Print the full listing exactly.

(Dataset rows about figures)
________________

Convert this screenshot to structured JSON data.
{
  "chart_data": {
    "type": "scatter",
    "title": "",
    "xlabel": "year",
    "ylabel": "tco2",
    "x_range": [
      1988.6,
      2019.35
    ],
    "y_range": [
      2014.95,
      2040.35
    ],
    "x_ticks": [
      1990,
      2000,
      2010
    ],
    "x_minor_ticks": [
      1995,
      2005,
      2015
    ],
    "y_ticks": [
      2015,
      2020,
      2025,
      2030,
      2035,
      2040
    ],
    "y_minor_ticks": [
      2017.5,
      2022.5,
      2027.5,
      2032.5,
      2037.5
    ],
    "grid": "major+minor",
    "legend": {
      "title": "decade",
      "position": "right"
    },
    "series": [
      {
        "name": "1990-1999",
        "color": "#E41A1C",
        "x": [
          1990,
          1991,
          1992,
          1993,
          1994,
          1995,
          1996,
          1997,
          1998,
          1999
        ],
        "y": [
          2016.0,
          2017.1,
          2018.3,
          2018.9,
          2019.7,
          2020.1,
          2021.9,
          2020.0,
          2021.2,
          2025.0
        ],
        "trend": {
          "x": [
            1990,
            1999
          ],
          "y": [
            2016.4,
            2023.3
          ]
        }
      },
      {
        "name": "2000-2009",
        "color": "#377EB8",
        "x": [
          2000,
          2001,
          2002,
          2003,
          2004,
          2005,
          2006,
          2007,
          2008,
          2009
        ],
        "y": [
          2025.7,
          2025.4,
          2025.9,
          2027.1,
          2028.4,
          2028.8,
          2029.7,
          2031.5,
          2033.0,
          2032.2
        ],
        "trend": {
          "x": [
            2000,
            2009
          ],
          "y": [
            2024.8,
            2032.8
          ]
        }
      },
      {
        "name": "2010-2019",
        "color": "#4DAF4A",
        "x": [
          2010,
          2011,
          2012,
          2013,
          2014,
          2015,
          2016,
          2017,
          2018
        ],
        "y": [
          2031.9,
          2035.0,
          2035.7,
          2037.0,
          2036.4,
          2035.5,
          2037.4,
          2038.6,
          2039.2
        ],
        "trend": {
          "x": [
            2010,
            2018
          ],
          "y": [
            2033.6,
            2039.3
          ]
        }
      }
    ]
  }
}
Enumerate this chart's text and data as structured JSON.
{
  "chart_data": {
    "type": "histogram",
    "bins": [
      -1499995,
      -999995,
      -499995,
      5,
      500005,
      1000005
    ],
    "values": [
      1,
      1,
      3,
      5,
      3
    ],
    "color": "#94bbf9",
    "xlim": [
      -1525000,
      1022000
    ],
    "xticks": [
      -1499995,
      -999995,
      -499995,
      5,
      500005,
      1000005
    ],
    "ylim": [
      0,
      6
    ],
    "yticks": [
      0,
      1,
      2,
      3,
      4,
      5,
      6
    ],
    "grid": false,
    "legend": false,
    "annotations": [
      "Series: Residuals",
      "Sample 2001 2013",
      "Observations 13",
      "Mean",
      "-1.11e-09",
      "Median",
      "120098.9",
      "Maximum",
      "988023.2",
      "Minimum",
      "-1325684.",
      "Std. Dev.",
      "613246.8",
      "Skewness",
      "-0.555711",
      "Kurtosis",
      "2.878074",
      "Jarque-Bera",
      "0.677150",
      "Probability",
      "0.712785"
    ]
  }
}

________________

## Task result
Convert this screenshot to structured JSON data.
{
  "chart_data": {
    "type": "scatter",
    "title": "",
    "xlabel": "year",
    "ylabel": "tco2",
    "x_range": [
      1988.6,
      2019.35
    ],
    "y_range": [
      2014.95,
      2040.35
    ],
    "x_ticks": [
      1990,
      2000,
      2010
    ],
    "x_minor_ticks": [
      1995,
      2005,
      2015
    ],
    "y_ticks": [
      2015,
      2020,
      2025,
      2030,
      2035,
      2040
    ],
    "y_minor_ticks": [
      2017.5,
      2022.5,
      2027.5,
      2032.5,
      2037.5
    ],
    "grid": "major+minor",
    "legend": {
      "title": "decade",
      "position": "right"
    },
    "series": [
      {
        "name": "1990-1999",
        "color": "#E41A1C",
        "x": [
          1990,
          1991,
          1992,
          1993,
          1994,
          1995,
          1996,
          1997,
          1998,
          1999
        ],
        "y": [
          2016.0,
          2017.1,
          2018.3,
          2018.9,
          2019.7,
          2020.1,
          2021.9,
          2020.0,
          2021.2,
          2025.0
        ],
        "trend": {
          "x": [
            1990,
            1999
          ],
          "y": [
            2016.4,
            2023.3
          ]
        }
      },
      {
        "name": "2000-2009",
        "color": "#377EB8",
        "x": [
          2000,
          2001,
          2002,
          2003,
          2004,
          2005,
          2006,
          2007,
          2008,
          2009
        ],
        "y": [
          2025.7,
          2025.4,
          2025.9,
          2027.1,
          2028.4,
          2028.8,
          2029.7,
          2031.5,
          2033.0,
          2032.2
        ],
        "trend": {
          "x": [
            2000,
            2009
          ],
          "y": [
            2024.8,
            2032.8
          ]
        }
      },
      {
        "name": "2010-2019",
        "color": "#4DAF4A",
        "x": [
          2010,
          2011,
          2012,
          2013,
          2014,
          2015,
          2016,
          2017,
          2018
        ],
        "y": [
          2031.9,
          2035.0,
          2035.7,
          2037.0,
          2036.4,
          2035.5,
          2037.4,
          2038.6,
          2039.2
        ],
        "trend": {
          "x": [
            2010,
            2018
          ],
          "y": [
            2033.6,
            2039.3
          ]
        }
      }
    ]
  }
}
Enumerate this chart's text and data as structured JSON.
{
  "chart_data": {
    "type": "histogram",
    "bins": [
      -1499995,
      -999995,
      -499995,
      5,
      500005,
      1000005
    ],
    "values": [
      1,
      1,
      3,
      5,
      3
    ],
    "color": "#94bbf9",
    "xlim": [
      -1525000,
      1022000
    ],
    "xticks": [
      -1499995,
      -999995,
      -499995,
      5,
      500005,
      1000005
    ],
    "ylim": [
      0,
      6
    ],
    "yticks": [
      0,
      1,
      2,
      3,
      4,
      5,
      6
    ],
    "grid": false,
    "legend": false,
    "annotations": [
      "Series: Residuals",
      "Sample 2001 2013",
      "Observations 13",
      "Mean",
      "-1.11e-09",
      "Median",
      "120098.9",
      "Maximum",
      "988023.2",
      "Minimum",
      "-1325684.",
      "Std. Dev.",
      "613246.8",
      "Skewness",
      "-0.555711",
      "Kurtosis",
      "2.878074",
      "Jarque-Bera",
      "0.677150",
      "Probability",
      "0.712785"
    ]
  }
}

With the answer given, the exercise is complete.